[BEGIN]

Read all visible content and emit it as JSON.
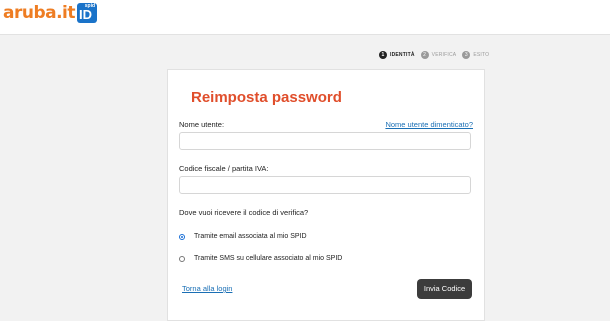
{
  "header": {
    "logo_text": "aruba.it",
    "spid_small": "spid",
    "spid_big": "ID"
  },
  "steps": [
    {
      "num": "1",
      "label": "IDENTITÀ",
      "active": true
    },
    {
      "num": "2",
      "label": "VERIFICA",
      "active": false
    },
    {
      "num": "3",
      "label": "ESITO",
      "active": false
    }
  ],
  "form": {
    "title": "Reimposta password",
    "username_label": "Nome utente:",
    "forgot_username_link": "Nome utente dimenticato?",
    "username_value": "",
    "fiscal_label": "Codice fiscale / partita IVA:",
    "fiscal_value": "",
    "delivery_question": "Dove vuoi ricevere il codice di verifica?",
    "option_email": "Tramite email associata al mio SPID",
    "option_sms": "Tramite SMS su cellulare associato al mio SPID",
    "selected_option": "email",
    "back_link": "Torna alla login",
    "submit_label": "Invia Codice"
  },
  "colors": {
    "brand_orange": "#ee7d23",
    "spid_blue": "#1a73c9",
    "title_red": "#e04e2b",
    "link_blue": "#1a6fb5",
    "button_dark": "#3c3c3c"
  }
}
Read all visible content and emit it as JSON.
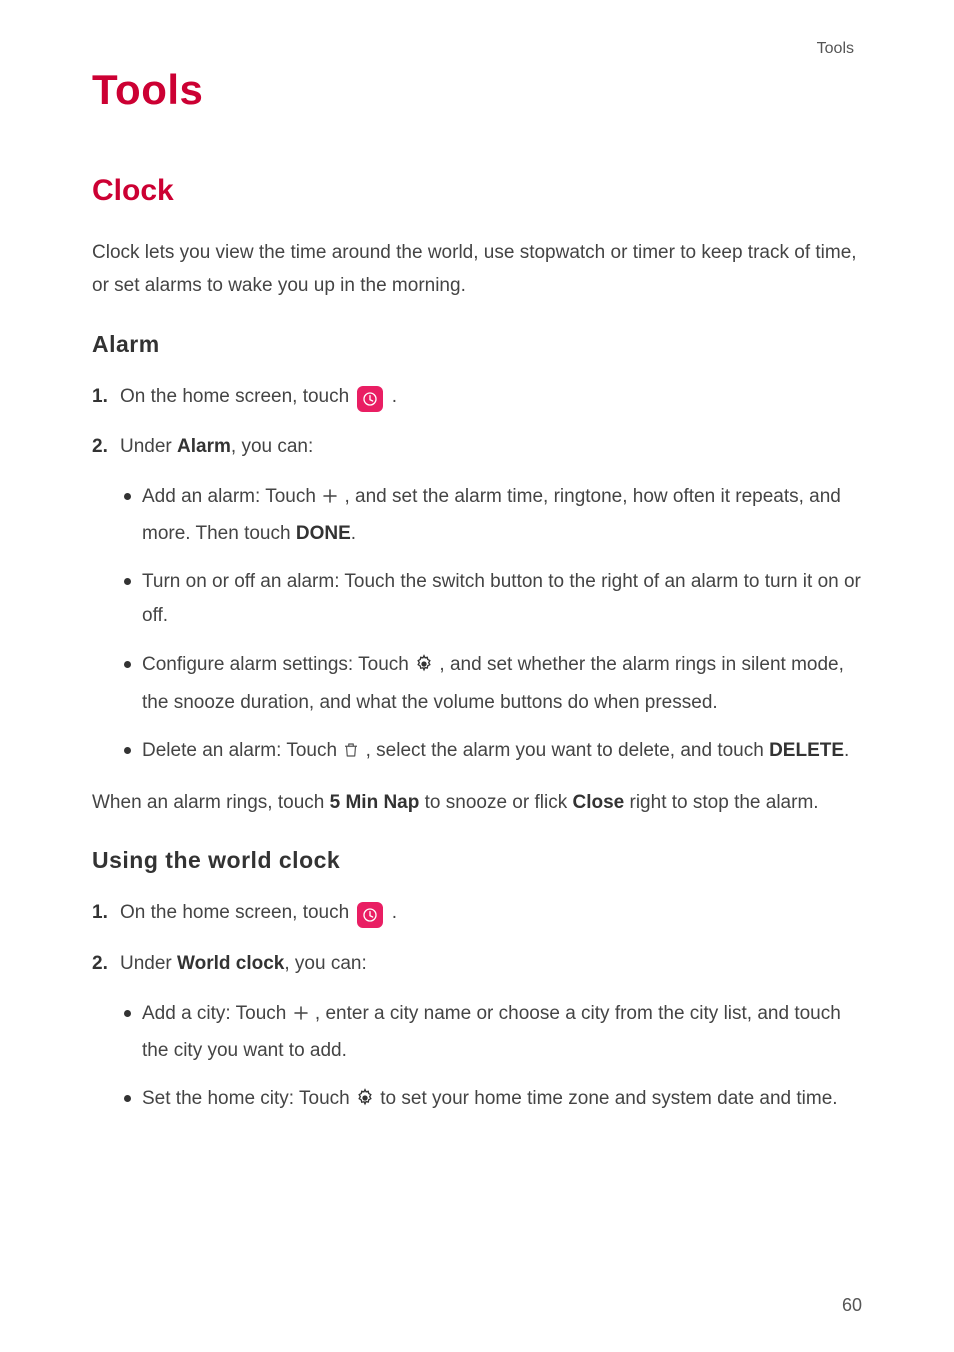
{
  "header": {
    "section_label": "Tools"
  },
  "h1": "Tools",
  "clock": {
    "title": "Clock",
    "intro": "Clock lets you view the time around the world, use stopwatch or timer to keep track of time, or set alarms to wake you up in the morning.",
    "alarm": {
      "title": "Alarm",
      "step1_num": "1.",
      "step1_text": "On the home screen, touch ",
      "step1_after": ".",
      "step2_num": "2.",
      "step2_pre": "Under ",
      "step2_bold": "Alarm",
      "step2_post": ", you can:",
      "bullets": {
        "b1_pre": "Add an alarm: Touch ",
        "b1_post": ", and set the alarm time, ringtone, how often it repeats, and more. Then touch ",
        "b1_done": "DONE",
        "b1_end": ".",
        "b2": "Turn on or off an alarm: Touch the switch button to the right of an alarm to turn it on or off.",
        "b3_pre": "Configure alarm settings: Touch ",
        "b3_post": ", and set whether the alarm rings in silent mode, the snooze duration, and what the volume buttons do when pressed.",
        "b4_pre": "Delete an alarm: Touch ",
        "b4_post": ", select the alarm you want to delete, and touch ",
        "b4_delete": "DELETE",
        "b4_end": "."
      },
      "footer_pre": "When an alarm rings, touch ",
      "footer_b1": "5 Min Nap",
      "footer_mid": " to snooze or flick ",
      "footer_b2": "Close",
      "footer_post": " right to stop the alarm."
    },
    "world": {
      "title": "Using  the  world  clock",
      "step1_num": "1.",
      "step1_text": "On the home screen, touch ",
      "step1_after": ".",
      "step2_num": "2.",
      "step2_pre": "Under ",
      "step2_bold": "World clock",
      "step2_post": ", you can:",
      "bullets": {
        "b1_pre": "Add a city: Touch ",
        "b1_post": ", enter a city name or choose a city from the city list, and touch the city you want to add.",
        "b2_pre": "Set the home city: Touch ",
        "b2_post": " to set your home time zone and system date and time."
      }
    }
  },
  "page_number": "60"
}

[END]

• _Instruction_:
Show all lines from the listing above in which "Nome" appears.

• _Exercise answer_:
    "username_label": "Nome utente:",
    "forgot_username_link": "Nome utente dimenticato?",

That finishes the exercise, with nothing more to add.